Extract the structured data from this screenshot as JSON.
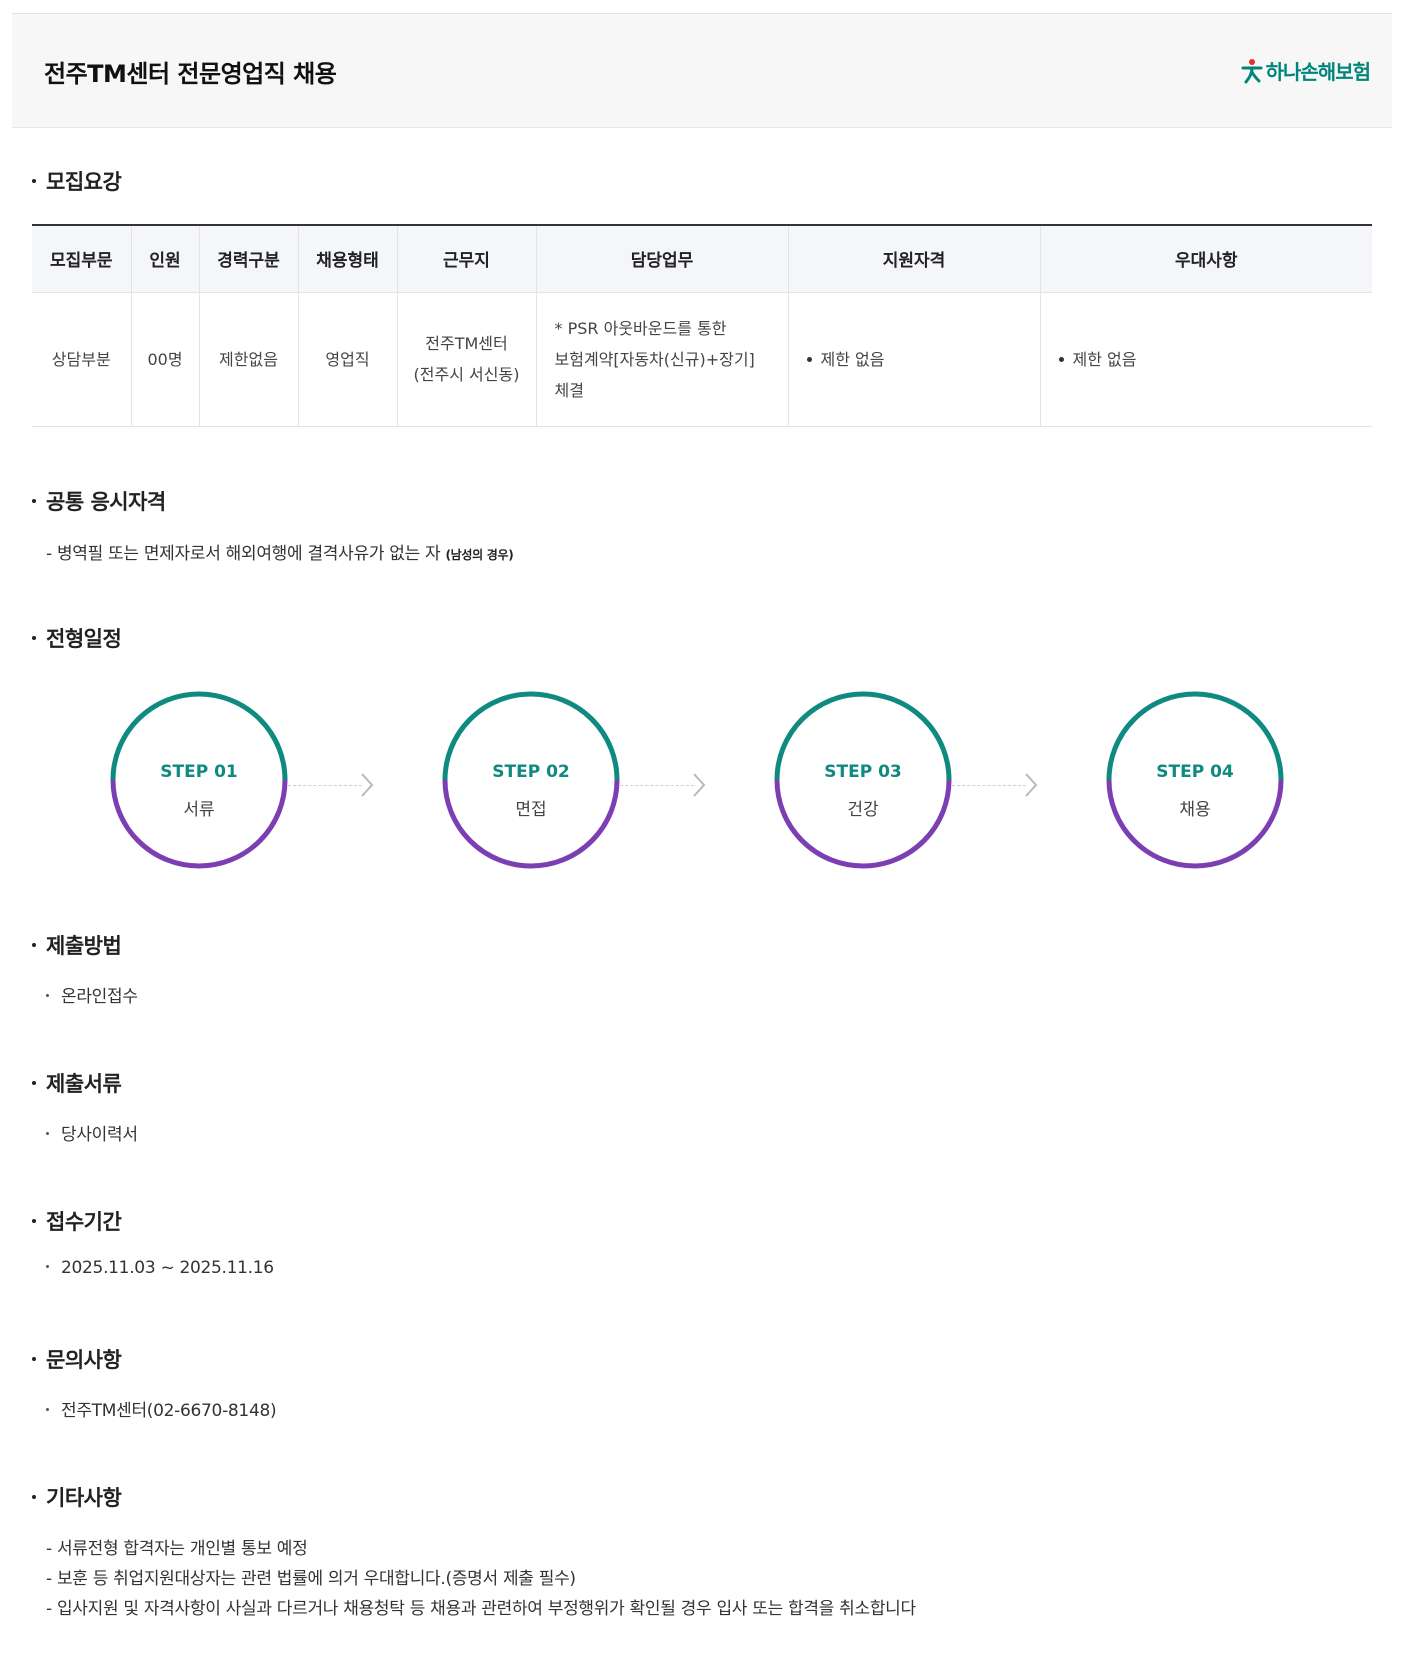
{
  "header": {
    "title": "전주TM센터 전문영업직 채용",
    "logo_text": "하나손해보험"
  },
  "sections": {
    "recruit": "모집요강",
    "common": "공통 응시자격",
    "schedule": "전형일정",
    "method": "제출방법",
    "documents": "제출서류",
    "period": "접수기간",
    "inquiry": "문의사항",
    "etc": "기타사항"
  },
  "table": {
    "headers": [
      "모집부문",
      "인원",
      "경력구분",
      "채용형태",
      "근무지",
      "담당업무",
      "지원자격",
      "우대사항"
    ],
    "row": {
      "department": "상담부분",
      "headcount": "00명",
      "career": "제한없음",
      "type": "영업직",
      "location_line1": "전주TM센터",
      "location_line2": "(전주시 서신동)",
      "duty_line1": "* PSR 아웃바운드를 통한",
      "duty_line2": "보험계약[자동차(신규)+장기]",
      "duty_line3": "체결",
      "qualification": "제한 없음",
      "preference": "제한 없음"
    }
  },
  "common": {
    "text": "- 병역필 또는 면제자로서 해외여행에 결격사유가 없는 자",
    "note": "(남성의 경우)"
  },
  "steps": [
    {
      "label": "STEP 01",
      "name": "서류"
    },
    {
      "label": "STEP 02",
      "name": "면접"
    },
    {
      "label": "STEP 03",
      "name": "건강"
    },
    {
      "label": "STEP 04",
      "name": "채용"
    }
  ],
  "method_text": "온라인접수",
  "documents_text": "당사이력서",
  "period_text": "2025.11.03 ~ 2025.11.16",
  "inquiry_text": "전주TM센터(02-6670-8148)",
  "etc_lines": [
    "- 서류전형 합격자는 개인별 통보 예정",
    "- 보훈 등 취업지원대상자는 관련 법률에 의거 우대합니다.(증명서 제출 필수)",
    "- 입사지원 및 자격사항이 사실과 다르거나 채용청탁 등 채용과 관련하여 부정행위가 확인될 경우 입사 또는 합격을 취소합니다"
  ],
  "colors": {
    "teal": "#0f8a80",
    "purple": "#7b3fb3",
    "logo_green": "#00857a",
    "logo_red": "#e4312b"
  }
}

----------------

Instructions for the task:
Reproduce the listing exactly. Leave its pictures out.

Response to this task:
Extract the structured data from this screenshot as JSON.
{
  "header": {
    "title": "전주TM센터 전문영업직 채용",
    "logo_text": "하나손해보험"
  },
  "sections": {
    "recruit": "모집요강",
    "common": "공통 응시자격",
    "schedule": "전형일정",
    "method": "제출방법",
    "documents": "제출서류",
    "period": "접수기간",
    "inquiry": "문의사항",
    "etc": "기타사항"
  },
  "table": {
    "headers": [
      "모집부문",
      "인원",
      "경력구분",
      "채용형태",
      "근무지",
      "담당업무",
      "지원자격",
      "우대사항"
    ],
    "row": {
      "department": "상담부분",
      "headcount": "00명",
      "career": "제한없음",
      "type": "영업직",
      "location_line1": "전주TM센터",
      "location_line2": "(전주시 서신동)",
      "duty_line1": "* PSR 아웃바운드를 통한",
      "duty_line2": "보험계약[자동차(신규)+장기]",
      "duty_line3": "체결",
      "qualification": "제한 없음",
      "preference": "제한 없음"
    }
  },
  "common": {
    "text": "- 병역필 또는 면제자로서 해외여행에 결격사유가 없는 자",
    "note": "(남성의 경우)"
  },
  "steps": [
    {
      "label": "STEP 01",
      "name": "서류"
    },
    {
      "label": "STEP 02",
      "name": "면접"
    },
    {
      "label": "STEP 03",
      "name": "건강"
    },
    {
      "label": "STEP 04",
      "name": "채용"
    }
  ],
  "method_text": "온라인접수",
  "documents_text": "당사이력서",
  "period_text": "2025.11.03 ~ 2025.11.16",
  "inquiry_text": "전주TM센터(02-6670-8148)",
  "etc_lines": [
    "- 서류전형 합격자는 개인별 통보 예정",
    "- 보훈 등 취업지원대상자는 관련 법률에 의거 우대합니다.(증명서 제출 필수)",
    "- 입사지원 및 자격사항이 사실과 다르거나 채용청탁 등 채용과 관련하여 부정행위가 확인될 경우 입사 또는 합격을 취소합니다"
  ],
  "colors": {
    "teal": "#0f8a80",
    "purple": "#7b3fb3",
    "logo_green": "#00857a",
    "logo_red": "#e4312b"
  }
}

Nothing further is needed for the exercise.